## Exercise inputs
-- Begin --
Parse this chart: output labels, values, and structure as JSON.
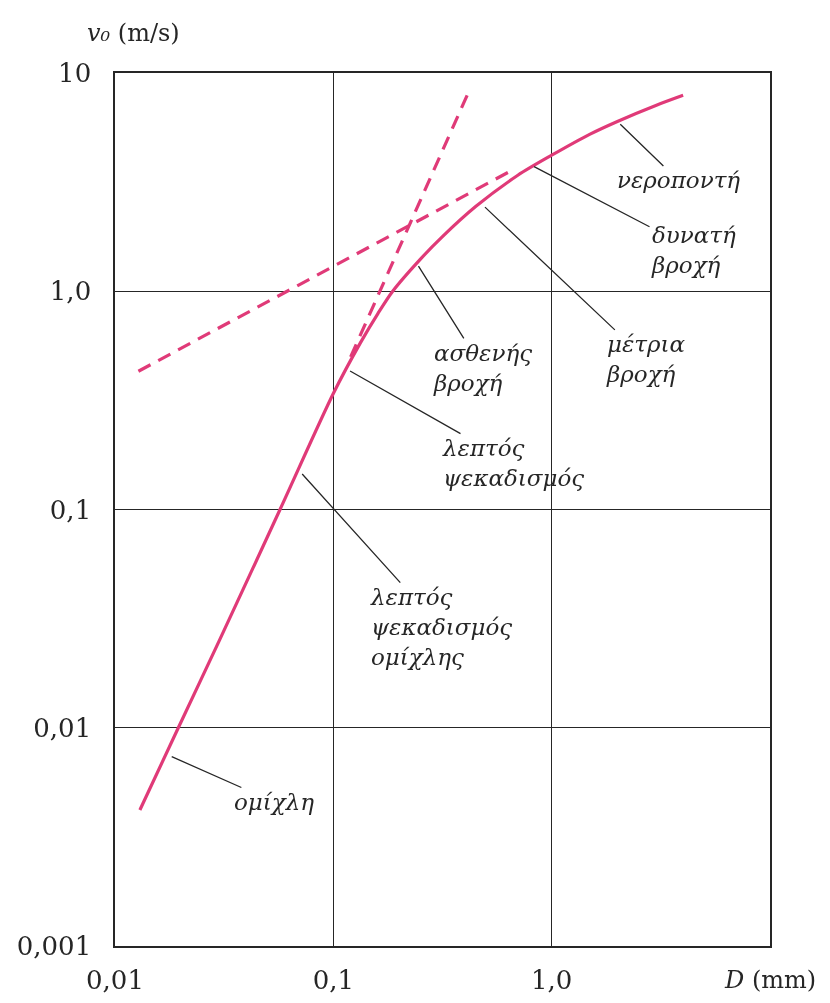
{
  "chart_data": {
    "type": "line",
    "xlabel": "D (mm)",
    "ylabel": "v₀ (m/s)",
    "log": "xy",
    "grid": true,
    "xlim": [
      0.01,
      10
    ],
    "xticks": [
      {
        "value": 0.01,
        "label": "0,01"
      },
      {
        "value": 0.1,
        "label": "0,1"
      },
      {
        "value": 1,
        "label": "1,0"
      }
    ],
    "ylim": [
      0.001,
      10
    ],
    "yticks": [
      {
        "value": 0.001,
        "label": "0,001"
      },
      {
        "value": 0.01,
        "label": "0,01"
      },
      {
        "value": 0.1,
        "label": "0,1"
      },
      {
        "value": 1,
        "label": "1,0"
      },
      10
    ],
    "series": [
      {
        "color": "#e03a78",
        "line_style": "solid",
        "x": [
          0.013,
          0.0195,
          0.03,
          0.057,
          0.1,
          0.133,
          0.16,
          0.187,
          0.25,
          0.316,
          0.45,
          0.7,
          1.0,
          1.5,
          2.0,
          3.0,
          4.0
        ],
        "values": [
          0.0042,
          0.01,
          0.025,
          0.1,
          0.34,
          0.58,
          0.79,
          1.0,
          1.4,
          1.78,
          2.45,
          3.4,
          4.2,
          5.25,
          6.0,
          7.1,
          7.9
        ]
      },
      {
        "color": "#e03a78",
        "line_style": "dashed",
        "x": [
          0.12,
          0.41
        ],
        "values": [
          0.5,
          7.9
        ]
      },
      {
        "color": "#e03a78",
        "line_style": "dashed",
        "x": [
          0.0128,
          0.63
        ],
        "values": [
          0.43,
          3.5
        ]
      }
    ],
    "annotations": [
      {
        "text": "νεροποντή",
        "x": 2.0,
        "y": 6.0
      },
      {
        "text": "δυνατή βροχή",
        "x": 0.8,
        "y": 3.8
      },
      {
        "text": "μέτρια βροχή",
        "x": 0.48,
        "y": 2.5
      },
      {
        "text": "ασθενής βροχή",
        "x": 0.24,
        "y": 1.35
      },
      {
        "text": "λεπτός ψεκαδισμός",
        "x": 0.115,
        "y": 0.44
      },
      {
        "text": "λεπτός ψεκαδισμός ομίχλης",
        "x": 0.07,
        "y": 0.15
      },
      {
        "text": "ομίχλη",
        "x": 0.0175,
        "y": 0.0075
      }
    ]
  }
}
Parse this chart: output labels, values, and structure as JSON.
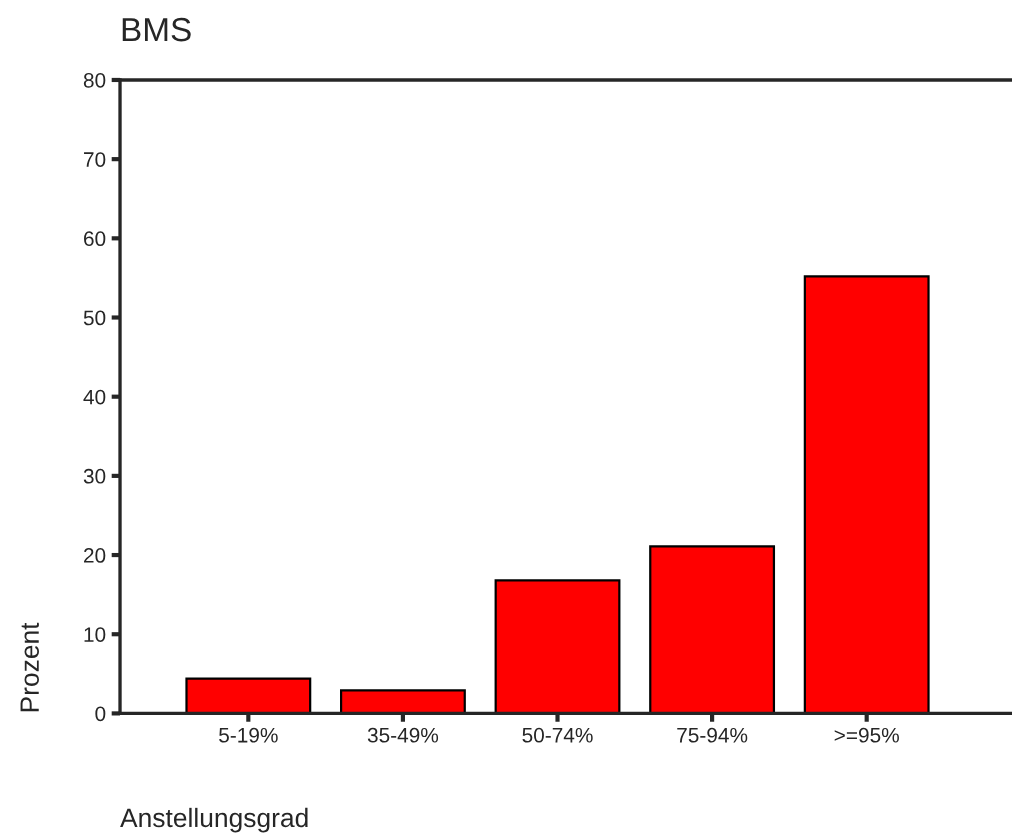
{
  "chart_data": {
    "type": "bar",
    "title": "BMS",
    "xlabel": "Anstellungsgrad",
    "ylabel": "Prozent",
    "categories": [
      "5-19%",
      "35-49%",
      "50-74%",
      "75-94%",
      ">=95%"
    ],
    "values": [
      4.4,
      2.9,
      16.8,
      21.1,
      55.2
    ],
    "color": "#ff0000",
    "ylim": [
      0,
      80
    ],
    "yticks": [
      0,
      10,
      20,
      30,
      40,
      50,
      60,
      70,
      80
    ],
    "grid": false,
    "legend": false
  }
}
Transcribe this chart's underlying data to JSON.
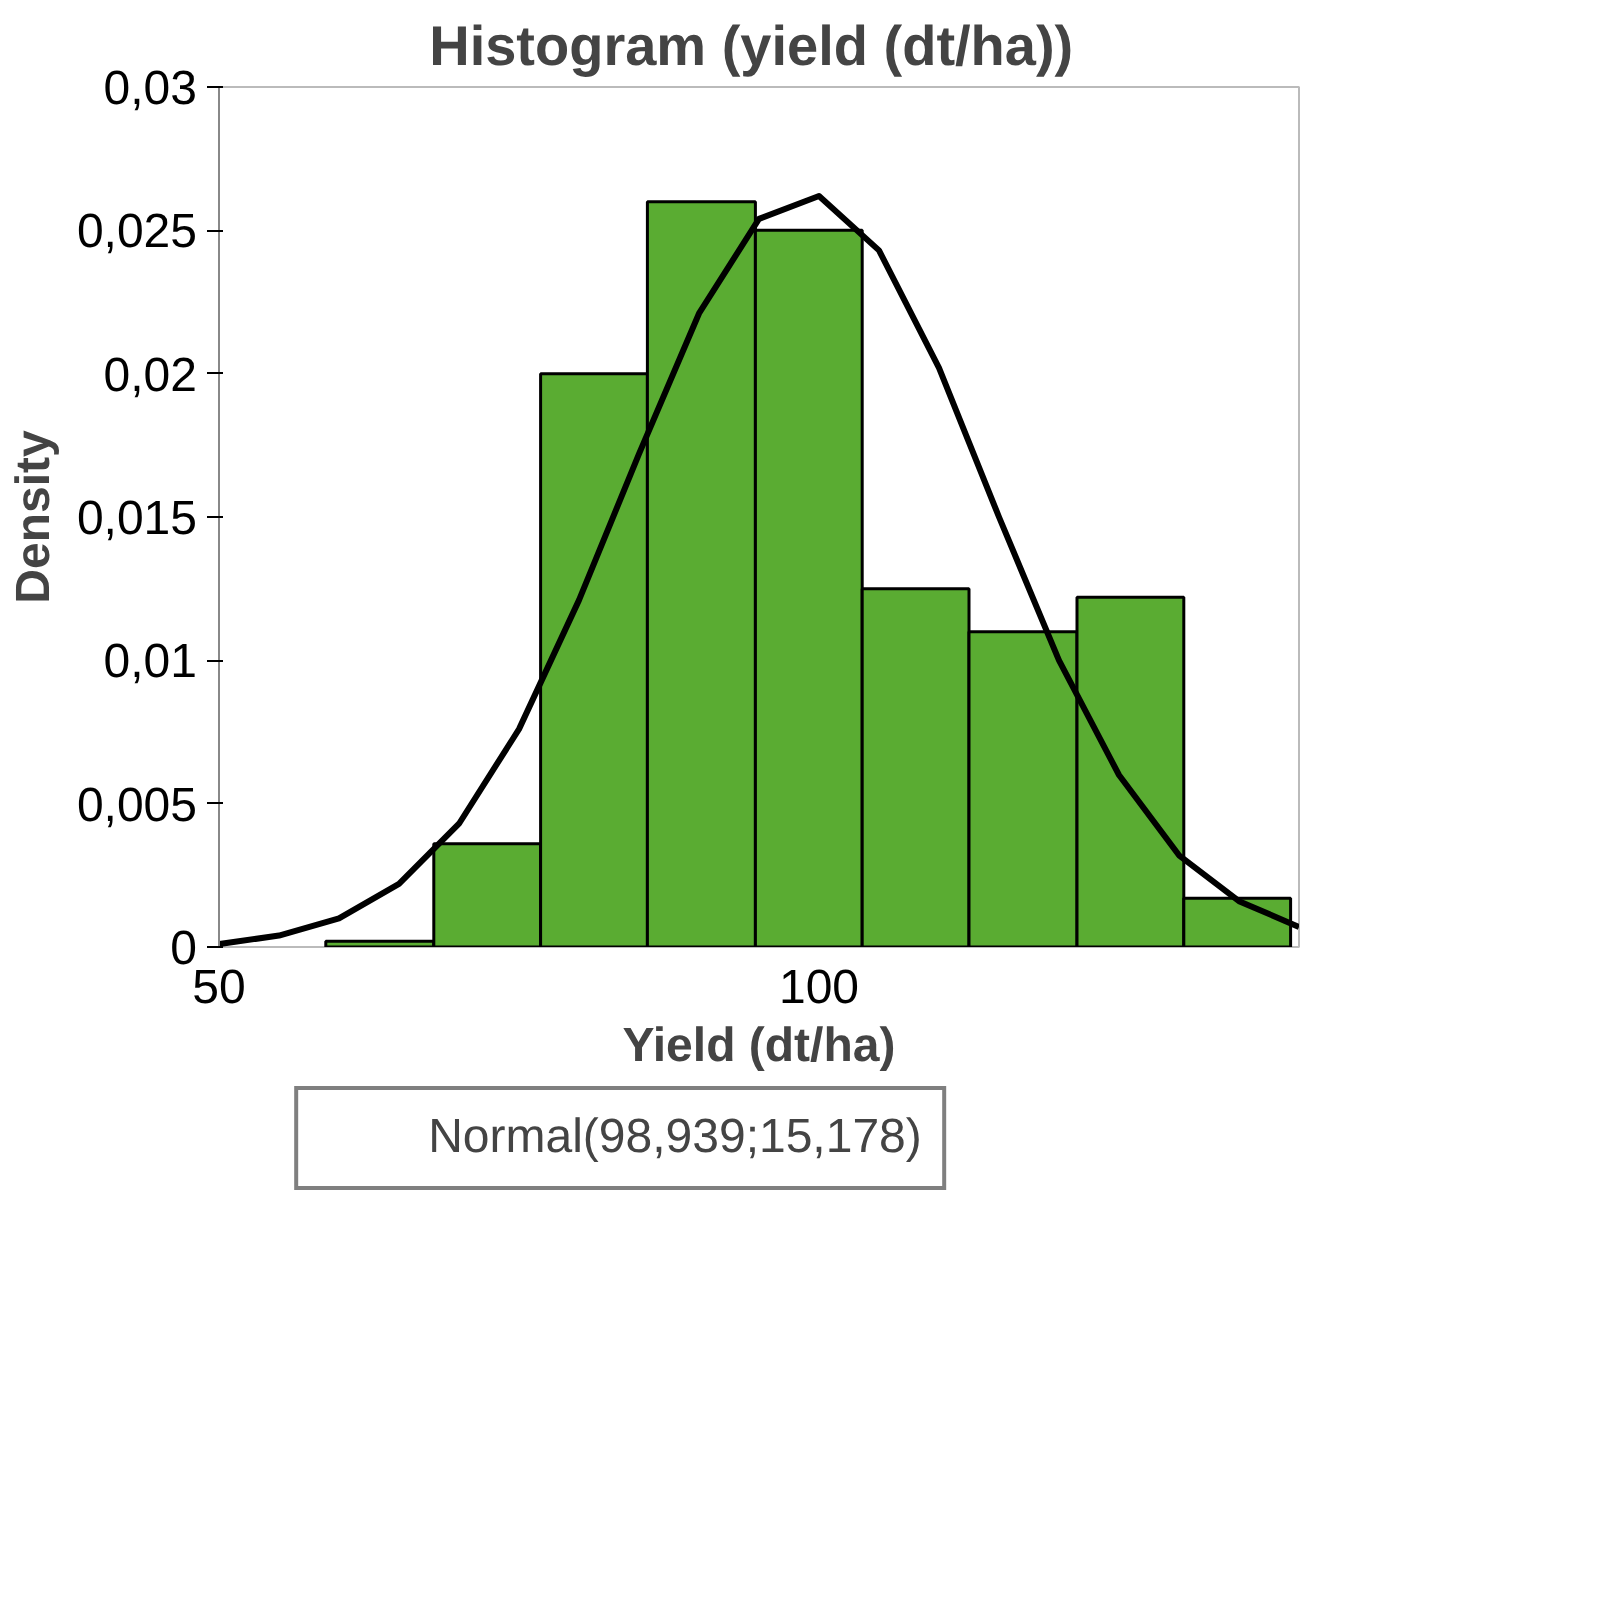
{
  "chart_data": {
    "type": "histogram",
    "title": "Histogram  (yield (dt/ha))",
    "xlabel": "Yield (dt/ha)",
    "ylabel": "Density",
    "bins": [
      58.9,
      67.9,
      76.8,
      85.7,
      94.7,
      103.6,
      112.5,
      121.5,
      130.4,
      139.3
    ],
    "values": [
      0.0002,
      0.0036,
      0.02,
      0.026,
      0.025,
      0.0125,
      0.011,
      0.0122,
      0.0017
    ],
    "color": "#5aac32",
    "series": [
      {
        "type": "line",
        "name": "Normal(98,939;15,178)",
        "color": "#000000",
        "x": [
          50,
          55,
          60,
          65,
          70,
          75,
          80,
          85,
          90,
          95,
          100,
          105,
          110,
          115,
          120,
          125,
          130,
          135,
          140
        ],
        "values": [
          0.0001,
          0.0004,
          0.001,
          0.0022,
          0.0043,
          0.0076,
          0.0121,
          0.0172,
          0.0221,
          0.0254,
          0.0262,
          0.0243,
          0.0202,
          0.015,
          0.01,
          0.006,
          0.0032,
          0.0016,
          0.0007
        ]
      }
    ],
    "xlim": [
      50,
      140
    ],
    "ylim": [
      0,
      0.03
    ],
    "xticks": [
      50,
      100
    ],
    "yticks": [
      0,
      {
        "value": 0.005,
        "label": "0,005"
      },
      {
        "value": 0.01,
        "label": "0,01"
      },
      {
        "value": 0.015,
        "label": "0,015"
      },
      {
        "value": 0.02,
        "label": "0,02"
      },
      {
        "value": 0.025,
        "label": "0,025"
      },
      {
        "value": 0.03,
        "label": "0,03"
      }
    ],
    "grid": false,
    "legend": "bottom"
  }
}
-- End --
Copy every line in the records above that contains the word "text".

        "text": "νεροποντή",
        "text": "δυνατή βροχή",
        "text": "μέτρια βροχή",
        "text": "ασθενής βροχή",
        "text": "λεπτός ψεκαδισμός",
        "text": "λεπτός ψεκαδισμός ομίχλης",
        "text": "ομίχλη",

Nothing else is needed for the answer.